=== PROBLEM ===
Leave out the pictures, then reproduce the rest of the material exactly.

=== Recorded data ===
====
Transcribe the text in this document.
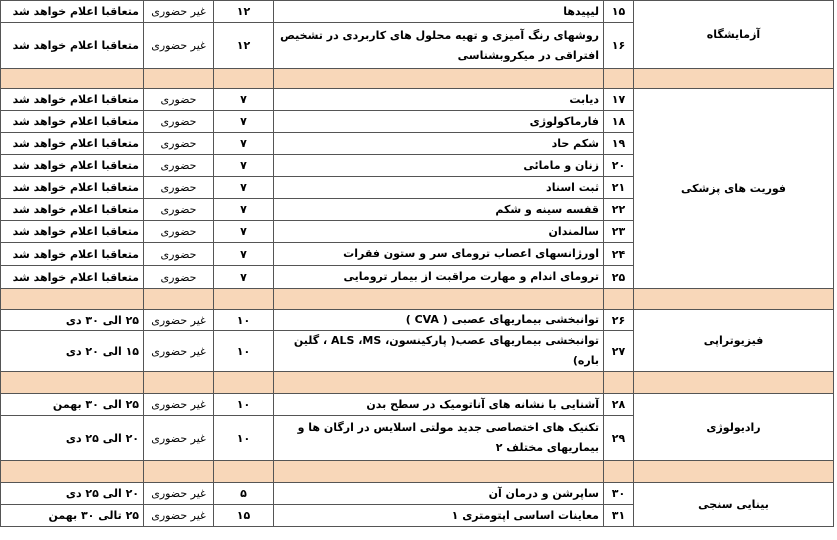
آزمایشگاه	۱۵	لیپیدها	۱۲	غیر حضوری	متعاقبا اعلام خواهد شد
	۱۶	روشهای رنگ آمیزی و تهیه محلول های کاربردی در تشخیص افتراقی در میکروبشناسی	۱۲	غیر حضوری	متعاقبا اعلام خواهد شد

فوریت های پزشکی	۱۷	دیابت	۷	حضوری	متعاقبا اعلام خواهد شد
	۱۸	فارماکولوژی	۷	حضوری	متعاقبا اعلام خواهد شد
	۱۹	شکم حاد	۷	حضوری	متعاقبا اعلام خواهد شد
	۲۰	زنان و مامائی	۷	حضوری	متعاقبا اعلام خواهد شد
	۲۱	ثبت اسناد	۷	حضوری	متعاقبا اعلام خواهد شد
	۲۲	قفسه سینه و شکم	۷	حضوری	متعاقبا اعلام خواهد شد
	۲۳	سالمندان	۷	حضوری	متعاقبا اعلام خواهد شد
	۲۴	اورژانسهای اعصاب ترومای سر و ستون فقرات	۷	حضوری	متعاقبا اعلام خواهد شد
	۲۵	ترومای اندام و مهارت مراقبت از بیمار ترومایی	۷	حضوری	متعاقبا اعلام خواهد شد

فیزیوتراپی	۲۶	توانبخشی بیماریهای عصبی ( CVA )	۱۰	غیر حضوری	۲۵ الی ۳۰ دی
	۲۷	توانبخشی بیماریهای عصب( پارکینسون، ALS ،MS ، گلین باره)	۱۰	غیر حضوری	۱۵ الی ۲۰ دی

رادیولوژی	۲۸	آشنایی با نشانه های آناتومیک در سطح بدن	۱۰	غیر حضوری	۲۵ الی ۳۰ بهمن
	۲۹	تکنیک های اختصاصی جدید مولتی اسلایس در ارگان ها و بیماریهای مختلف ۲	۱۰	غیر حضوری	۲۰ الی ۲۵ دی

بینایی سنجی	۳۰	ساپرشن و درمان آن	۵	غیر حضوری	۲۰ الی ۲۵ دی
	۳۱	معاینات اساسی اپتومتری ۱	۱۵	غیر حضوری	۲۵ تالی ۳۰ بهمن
====
=== REPLY ===
Transcribe the text in this document.
آزمایشگاه	۱۵	لیپیدها	۱۲	غیر حضوری	متعاقبا اعلام خواهد شد
	۱۶	روشهای رنگ آمیزی و تهیه محلول های کاربردی در تشخیص افتراقی در میکروبشناسی	۱۲	غیر حضوری	متعاقبا اعلام خواهد شد

فوریت های پزشکی	۱۷	دیابت	۷	حضوری	متعاقبا اعلام خواهد شد
	۱۸	فارماکولوژی	۷	حضوری	متعاقبا اعلام خواهد شد
	۱۹	شکم حاد	۷	حضوری	متعاقبا اعلام خواهد شد
	۲۰	زنان و مامائی	۷	حضوری	متعاقبا اعلام خواهد شد
	۲۱	ثبت اسناد	۷	حضوری	متعاقبا اعلام خواهد شد
	۲۲	قفسه سینه و شکم	۷	حضوری	متعاقبا اعلام خواهد شد
	۲۳	سالمندان	۷	حضوری	متعاقبا اعلام خواهد شد
	۲۴	اورژانسهای اعصاب ترومای سر و ستون فقرات	۷	حضوری	متعاقبا اعلام خواهد شد
	۲۵	ترومای اندام و مهارت مراقبت از بیمار ترومایی	۷	حضوری	متعاقبا اعلام خواهد شد

فیزیوتراپی	۲۶	توانبخشی بیماریهای عصبی ( CVA )	۱۰	غیر حضوری	۲۵ الی ۳۰ دی
	۲۷	توانبخشی بیماریهای عصب( پارکینسون، ALS ،MS ، گلین باره)	۱۰	غیر حضوری	۱۵ الی ۲۰ دی

رادیولوژی	۲۸	آشنایی با نشانه های آناتومیک در سطح بدن	۱۰	غیر حضوری	۲۵ الی ۳۰ بهمن
	۲۹	تکنیک های اختصاصی جدید مولتی اسلایس در ارگان ها و بیماریهای مختلف ۲	۱۰	غیر حضوری	۲۰ الی ۲۵ دی

بینایی سنجی	۳۰	ساپرشن و درمان آن	۵	غیر حضوری	۲۰ الی ۲۵ دی
	۳۱	معاینات اساسی اپتومتری ۱	۱۵	غیر حضوری	۲۵ تالی ۳۰ بهمن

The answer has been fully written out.